■ Exercise passage
Impact on Individual Investors
The investing community, the most average Ghanaian, has raised concerns upon hearing this news of restructuring debts owed them by Government. Many people have imitated that this news will worsen their living conditions because they use these coupon payments to pay for expenses such as daily living cost, rent, school fees and a host of others.
Again, a good number of investors in government bonds are pensioners who have invested their pension payouts as a way to receive a periodic stream of income whilst on retirement. Others who require their investment for any profitable project will be impacted as well, as they will be unable to do so at this time.
Holders of bonds maturing in 2023 will receive coupons starting from 2027 to 2033, while those with bonds maturing in 2024 will receive coupons starting from 2027 to 2038.
Imagine a 62-year-old pensioner who owns a Government of Ghana (GOG) bond and will receive its full principal in 12 years. My question is, what happens to this pensioner if he or she dies before the 12-year period is up? This is the reality for many Ghanaians who have purchased GOG bonds. Many of these bondholders will suffer from depression and die prematurely as a result of this situation.
Impact on businesses
Companies that purchased bonds to fund future business expansion with principal payments will be unable to do so from now (2023) until 2027 because they will not be paid (except coupon payments) according to the terms of their bond. As a result, businesses will miss out on much-needed capital injections to help them expand.
This is likely to have an impact on productivity and, to a greater extent, lead to staff layoffs, because if a company is unable to meet its economic obligations or perform at its usual optimal level, the easiest way out is layoffs.
Impact on financial institutions
The financial sector, which includes stakeholders such as local banks, would be greatly impacted by the implementation of this domestic debt exchange, owing to excessive exposure to government-issued bonds. Bank capital reserves would be severely depleted, resulting in liquidity shortages and, in the long run, financial instability in the economy.
The depreciation of their restructured assets, such as government bonds, may cause the asset side of banks’ balance sheets to suffer a direct hit. On the liability side, banks may face deposit withdrawals and the interruption of interbank credit lines. These issues may jeopardize their ability to mobilize resources.
Way forward
The government needs to be more transparent about the bondholders’ choices if they choose not to accept the DDE. As it stands, the exchange document is not clear on what happens if a bondholder refuses the exchange.

■ Action item A
According to the Ghana debt exchange article, when will holders of bonds maturing in 2024 receive coupons?
■ Action item B
Pick up the Ghana debt exchange article after its final sentence and keep writing it.

Saved data entries
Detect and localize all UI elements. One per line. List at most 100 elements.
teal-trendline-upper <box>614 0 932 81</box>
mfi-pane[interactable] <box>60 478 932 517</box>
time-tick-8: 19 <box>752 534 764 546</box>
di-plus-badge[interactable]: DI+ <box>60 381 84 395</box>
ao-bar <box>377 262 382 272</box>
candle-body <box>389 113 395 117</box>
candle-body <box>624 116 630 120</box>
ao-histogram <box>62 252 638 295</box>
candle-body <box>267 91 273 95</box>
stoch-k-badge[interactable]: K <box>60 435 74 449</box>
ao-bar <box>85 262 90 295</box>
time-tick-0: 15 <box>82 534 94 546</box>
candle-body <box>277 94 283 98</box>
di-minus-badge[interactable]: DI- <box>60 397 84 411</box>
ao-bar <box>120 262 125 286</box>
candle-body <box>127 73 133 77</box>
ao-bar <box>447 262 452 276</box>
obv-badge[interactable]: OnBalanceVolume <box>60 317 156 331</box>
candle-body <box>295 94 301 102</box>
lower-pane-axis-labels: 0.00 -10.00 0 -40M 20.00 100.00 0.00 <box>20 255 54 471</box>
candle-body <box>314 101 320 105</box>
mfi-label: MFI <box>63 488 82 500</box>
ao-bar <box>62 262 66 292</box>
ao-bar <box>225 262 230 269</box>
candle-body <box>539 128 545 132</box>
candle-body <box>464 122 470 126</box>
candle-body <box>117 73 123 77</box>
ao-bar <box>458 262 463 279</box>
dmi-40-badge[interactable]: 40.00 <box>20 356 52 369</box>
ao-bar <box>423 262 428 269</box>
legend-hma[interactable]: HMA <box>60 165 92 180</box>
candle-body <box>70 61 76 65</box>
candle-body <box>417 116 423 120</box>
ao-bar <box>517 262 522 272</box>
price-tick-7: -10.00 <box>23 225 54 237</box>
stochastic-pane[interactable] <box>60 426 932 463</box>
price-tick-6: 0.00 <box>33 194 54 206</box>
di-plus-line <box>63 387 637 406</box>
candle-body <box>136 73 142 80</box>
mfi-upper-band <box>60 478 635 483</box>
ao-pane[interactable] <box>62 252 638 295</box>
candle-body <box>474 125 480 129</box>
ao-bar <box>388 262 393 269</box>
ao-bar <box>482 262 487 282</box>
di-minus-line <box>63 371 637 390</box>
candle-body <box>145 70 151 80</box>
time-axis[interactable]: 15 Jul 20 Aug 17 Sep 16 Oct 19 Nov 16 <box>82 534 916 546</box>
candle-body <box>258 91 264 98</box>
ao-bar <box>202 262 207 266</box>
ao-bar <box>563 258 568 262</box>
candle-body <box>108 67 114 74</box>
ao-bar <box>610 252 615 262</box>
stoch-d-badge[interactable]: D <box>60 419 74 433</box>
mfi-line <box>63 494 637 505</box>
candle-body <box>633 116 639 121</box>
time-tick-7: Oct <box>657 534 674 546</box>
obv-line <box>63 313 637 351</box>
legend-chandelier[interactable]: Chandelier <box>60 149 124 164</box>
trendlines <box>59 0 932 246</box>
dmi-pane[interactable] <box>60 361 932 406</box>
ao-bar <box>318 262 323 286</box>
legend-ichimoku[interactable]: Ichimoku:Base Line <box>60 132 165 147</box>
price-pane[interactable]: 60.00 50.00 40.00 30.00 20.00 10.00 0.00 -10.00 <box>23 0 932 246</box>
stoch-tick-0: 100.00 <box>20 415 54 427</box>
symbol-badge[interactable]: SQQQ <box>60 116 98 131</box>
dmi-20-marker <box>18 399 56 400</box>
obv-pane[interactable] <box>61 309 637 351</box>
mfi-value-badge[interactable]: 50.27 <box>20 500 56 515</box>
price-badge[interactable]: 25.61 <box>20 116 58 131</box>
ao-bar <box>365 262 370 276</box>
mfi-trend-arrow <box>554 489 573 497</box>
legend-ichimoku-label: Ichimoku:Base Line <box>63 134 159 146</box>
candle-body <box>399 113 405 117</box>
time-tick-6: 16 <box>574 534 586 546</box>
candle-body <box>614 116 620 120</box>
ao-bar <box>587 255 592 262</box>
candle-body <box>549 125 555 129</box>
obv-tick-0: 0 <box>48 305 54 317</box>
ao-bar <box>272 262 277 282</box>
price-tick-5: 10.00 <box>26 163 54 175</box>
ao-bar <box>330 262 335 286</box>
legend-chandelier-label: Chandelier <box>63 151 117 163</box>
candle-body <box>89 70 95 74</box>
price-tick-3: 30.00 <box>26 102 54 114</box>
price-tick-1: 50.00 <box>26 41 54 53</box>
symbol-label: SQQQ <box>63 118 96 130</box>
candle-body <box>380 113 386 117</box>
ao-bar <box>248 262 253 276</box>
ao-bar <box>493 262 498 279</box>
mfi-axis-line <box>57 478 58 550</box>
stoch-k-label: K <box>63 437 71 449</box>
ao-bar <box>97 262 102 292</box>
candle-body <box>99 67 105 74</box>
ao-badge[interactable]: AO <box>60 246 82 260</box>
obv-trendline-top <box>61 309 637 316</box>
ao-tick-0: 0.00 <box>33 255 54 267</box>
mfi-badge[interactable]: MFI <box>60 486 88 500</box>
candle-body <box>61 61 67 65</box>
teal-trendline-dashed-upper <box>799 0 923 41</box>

■ Task answer A
From 2027 to 2038.

■ Task answer B
The government should also give bondholders an opportunity to discuss and bargain the offered terms since, in my opinion, doing so will result in a fair resolution moving forward.
Also, government needs to assume more burden in resolving the current economic situation. The just-passed budget still has line items that can be shelved for now to create fiscal space to either continue paying investors their coupons and principals, or reduce the impact of the exchange program with favourable terms.
Additionally, I advise the government to immediately halt the Domestic Debt Exchange Programme and promote greater stakeholder involvement.
The group which is a representative body for individual investors in the country have described the commencement of the debt restructuring initiative as one that takes away the liberty of investors’ funds and subsequently robs them legally of their acquired property.
“The inclusion of Individual Bondholders in the proposed domestic debt exchange (“DDE”) programme announced on the 24th of December 2022 has been extremely unsettling and catastrophic for our membership and all others affected,” it noted.
“We (IBF) hereby humbly petition your office to reconsider your position in the DDE information memoranda of 24th December 2022 and as a matter of urgency grant the following:
1. The exclusion of Individual Bondholders from the DDE.
2. The exclusion of individual investors’ holdings in Collective Investment Schemes affected by the DDE.
3. The exclusion of individual investors’ holdings in the ESLA Bonds in the DDE.
4. The exclusion of individual investors’ holdings in the Daakye Bonds in the DDE.
5. The commencement of discussions and/or negotiations with our membership to discuss the above.
The IBF further noted that since the commencement of considerations and discussions on government’s debt restructuring in the second half of 2022, Individual Bondholders have not been engaged in the process.
“This is at variance with the contractual principles of good faith, fairness and best practices,” the statement stressed.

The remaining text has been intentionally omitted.